__Task directions__.
Pull every line containing the word "cake" from the records.

__Records for this exercise__.
<<<<
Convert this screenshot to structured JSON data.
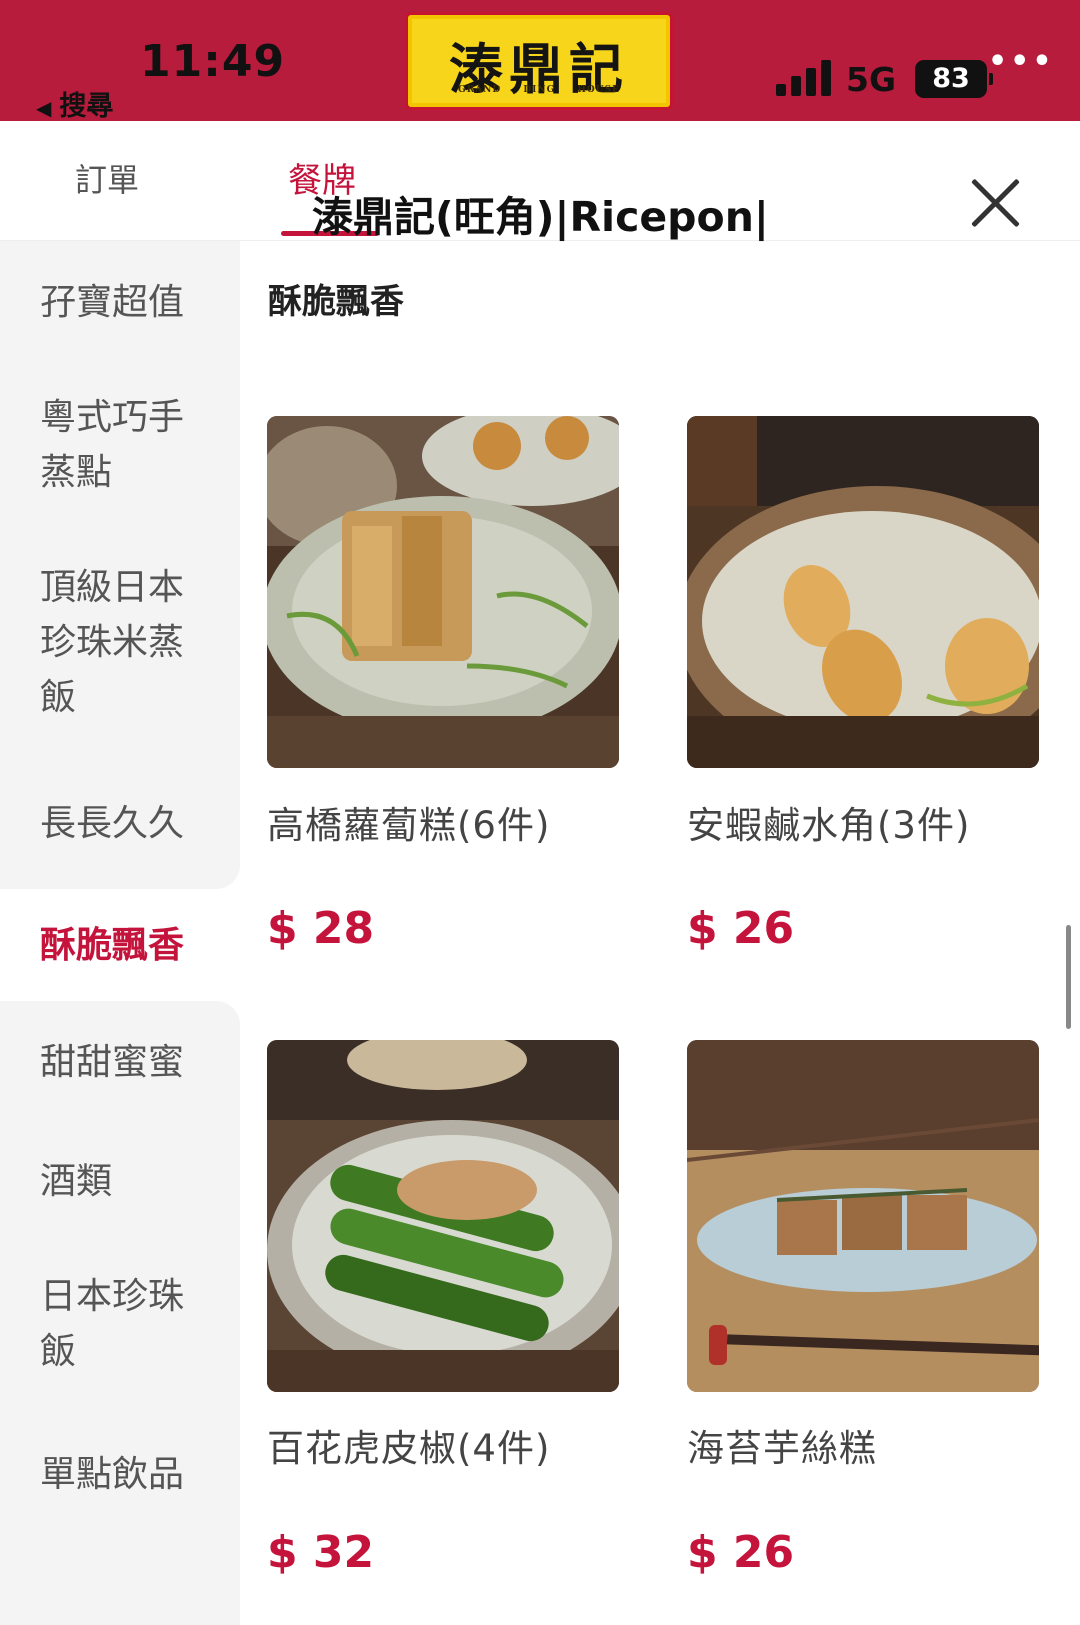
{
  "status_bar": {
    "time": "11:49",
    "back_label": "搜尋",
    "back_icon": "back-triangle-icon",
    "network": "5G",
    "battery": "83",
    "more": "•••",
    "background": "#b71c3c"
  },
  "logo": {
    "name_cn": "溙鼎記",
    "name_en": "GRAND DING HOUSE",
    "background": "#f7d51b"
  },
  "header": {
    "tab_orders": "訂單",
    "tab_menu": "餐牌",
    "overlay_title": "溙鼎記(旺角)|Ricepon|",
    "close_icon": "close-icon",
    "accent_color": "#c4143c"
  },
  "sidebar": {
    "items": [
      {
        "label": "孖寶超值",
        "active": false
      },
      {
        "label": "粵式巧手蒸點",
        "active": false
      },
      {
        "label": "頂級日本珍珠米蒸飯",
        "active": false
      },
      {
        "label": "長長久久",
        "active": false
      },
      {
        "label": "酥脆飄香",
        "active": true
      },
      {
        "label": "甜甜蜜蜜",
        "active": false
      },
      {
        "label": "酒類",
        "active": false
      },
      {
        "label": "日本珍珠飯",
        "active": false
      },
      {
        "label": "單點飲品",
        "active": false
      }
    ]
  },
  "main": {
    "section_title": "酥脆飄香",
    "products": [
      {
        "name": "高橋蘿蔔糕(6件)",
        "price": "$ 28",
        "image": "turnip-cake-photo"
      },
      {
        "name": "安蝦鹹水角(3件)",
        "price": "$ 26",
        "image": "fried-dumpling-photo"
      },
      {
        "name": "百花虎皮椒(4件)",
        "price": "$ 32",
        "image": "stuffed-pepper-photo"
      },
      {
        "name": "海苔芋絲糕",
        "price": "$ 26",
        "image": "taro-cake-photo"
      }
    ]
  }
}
>>>>
<<<<
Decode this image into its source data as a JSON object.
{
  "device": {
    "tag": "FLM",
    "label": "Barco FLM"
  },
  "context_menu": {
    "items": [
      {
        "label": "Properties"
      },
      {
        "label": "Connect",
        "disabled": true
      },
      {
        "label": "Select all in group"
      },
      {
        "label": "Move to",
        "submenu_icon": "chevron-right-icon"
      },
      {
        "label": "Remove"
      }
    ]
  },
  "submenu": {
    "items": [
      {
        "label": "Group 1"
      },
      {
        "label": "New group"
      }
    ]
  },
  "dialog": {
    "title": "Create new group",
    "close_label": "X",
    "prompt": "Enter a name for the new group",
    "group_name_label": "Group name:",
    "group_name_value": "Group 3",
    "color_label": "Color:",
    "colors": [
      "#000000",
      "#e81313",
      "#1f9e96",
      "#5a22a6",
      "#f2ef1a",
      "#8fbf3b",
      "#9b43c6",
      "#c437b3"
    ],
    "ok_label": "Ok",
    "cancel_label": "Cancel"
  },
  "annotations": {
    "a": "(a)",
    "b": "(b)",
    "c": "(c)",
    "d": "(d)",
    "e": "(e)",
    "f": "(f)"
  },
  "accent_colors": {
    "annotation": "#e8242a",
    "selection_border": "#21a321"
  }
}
>>>>
<<<<
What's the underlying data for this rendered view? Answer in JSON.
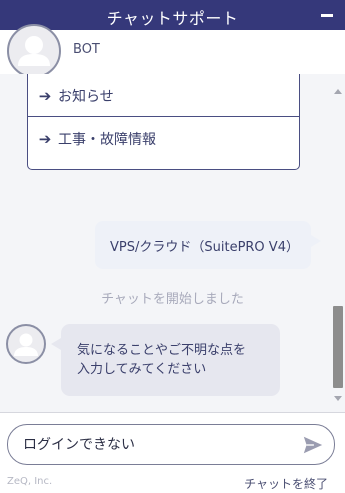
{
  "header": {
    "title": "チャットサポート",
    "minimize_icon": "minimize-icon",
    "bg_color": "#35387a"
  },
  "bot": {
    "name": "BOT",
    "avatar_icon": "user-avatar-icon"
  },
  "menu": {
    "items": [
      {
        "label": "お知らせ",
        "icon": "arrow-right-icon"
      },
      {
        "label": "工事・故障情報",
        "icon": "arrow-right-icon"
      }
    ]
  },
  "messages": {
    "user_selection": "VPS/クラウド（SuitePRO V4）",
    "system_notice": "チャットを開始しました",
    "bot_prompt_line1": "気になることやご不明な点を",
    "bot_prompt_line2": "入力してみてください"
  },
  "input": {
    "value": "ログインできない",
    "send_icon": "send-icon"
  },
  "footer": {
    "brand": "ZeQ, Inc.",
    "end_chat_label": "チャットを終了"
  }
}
>>>>
__Expected answer__.
        "image": "turnip-cake-photo"
        "image": "taro-cake-photo"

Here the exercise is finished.